Records from a data source
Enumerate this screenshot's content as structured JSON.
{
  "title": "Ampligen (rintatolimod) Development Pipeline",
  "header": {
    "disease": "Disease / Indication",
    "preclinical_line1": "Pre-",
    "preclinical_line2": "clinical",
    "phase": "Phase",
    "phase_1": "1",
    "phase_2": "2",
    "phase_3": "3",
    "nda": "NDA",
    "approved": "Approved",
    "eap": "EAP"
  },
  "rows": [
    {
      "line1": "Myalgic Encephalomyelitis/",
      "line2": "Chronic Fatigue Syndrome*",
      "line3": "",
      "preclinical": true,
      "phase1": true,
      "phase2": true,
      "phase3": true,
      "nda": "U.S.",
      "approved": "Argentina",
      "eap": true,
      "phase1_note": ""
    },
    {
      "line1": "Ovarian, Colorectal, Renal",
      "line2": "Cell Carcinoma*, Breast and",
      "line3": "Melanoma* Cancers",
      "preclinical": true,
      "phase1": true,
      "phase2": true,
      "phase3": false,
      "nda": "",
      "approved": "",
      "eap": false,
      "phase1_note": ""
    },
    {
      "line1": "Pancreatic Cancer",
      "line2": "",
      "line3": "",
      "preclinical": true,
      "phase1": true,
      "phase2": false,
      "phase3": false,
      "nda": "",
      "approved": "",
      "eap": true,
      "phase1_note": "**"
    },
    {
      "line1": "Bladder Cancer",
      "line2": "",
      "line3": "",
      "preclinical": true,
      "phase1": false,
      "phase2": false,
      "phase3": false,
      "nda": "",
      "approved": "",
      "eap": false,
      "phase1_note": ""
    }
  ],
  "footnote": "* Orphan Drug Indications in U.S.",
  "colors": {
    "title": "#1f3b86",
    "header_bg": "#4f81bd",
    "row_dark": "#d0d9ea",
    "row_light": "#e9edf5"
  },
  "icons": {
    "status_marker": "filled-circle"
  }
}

PROBLEM TO WORK ON
Using the data above, return each line exactly as written.

RESPONSE FOR THIS EXERCISE
Enumerate this screenshot's content as structured JSON.
{
  "title": "Ampligen (rintatolimod) Development Pipeline",
  "header": {
    "disease": "Disease / Indication",
    "preclinical_line1": "Pre-",
    "preclinical_line2": "clinical",
    "phase": "Phase",
    "phase_1": "1",
    "phase_2": "2",
    "phase_3": "3",
    "nda": "NDA",
    "approved": "Approved",
    "eap": "EAP"
  },
  "rows": [
    {
      "line1": "Myalgic Encephalomyelitis/",
      "line2": "Chronic Fatigue Syndrome*",
      "line3": "",
      "preclinical": true,
      "phase1": true,
      "phase2": true,
      "phase3": true,
      "nda": "U.S.",
      "approved": "Argentina",
      "eap": true,
      "phase1_note": ""
    },
    {
      "line1": "Ovarian, Colorectal, Renal",
      "line2": "Cell Carcinoma*, Breast and",
      "line3": "Melanoma* Cancers",
      "preclinical": true,
      "phase1": true,
      "phase2": true,
      "phase3": false,
      "nda": "",
      "approved": "",
      "eap": false,
      "phase1_note": ""
    },
    {
      "line1": "Pancreatic Cancer",
      "line2": "",
      "line3": "",
      "preclinical": true,
      "phase1": true,
      "phase2": false,
      "phase3": false,
      "nda": "",
      "approved": "",
      "eap": true,
      "phase1_note": "**"
    },
    {
      "line1": "Bladder Cancer",
      "line2": "",
      "line3": "",
      "preclinical": true,
      "phase1": false,
      "phase2": false,
      "phase3": false,
      "nda": "",
      "approved": "",
      "eap": false,
      "phase1_note": ""
    }
  ],
  "footnote": "* Orphan Drug Indications in U.S.",
  "colors": {
    "title": "#1f3b86",
    "header_bg": "#4f81bd",
    "row_dark": "#d0d9ea",
    "row_light": "#e9edf5"
  },
  "icons": {
    "status_marker": "filled-circle"
  }
}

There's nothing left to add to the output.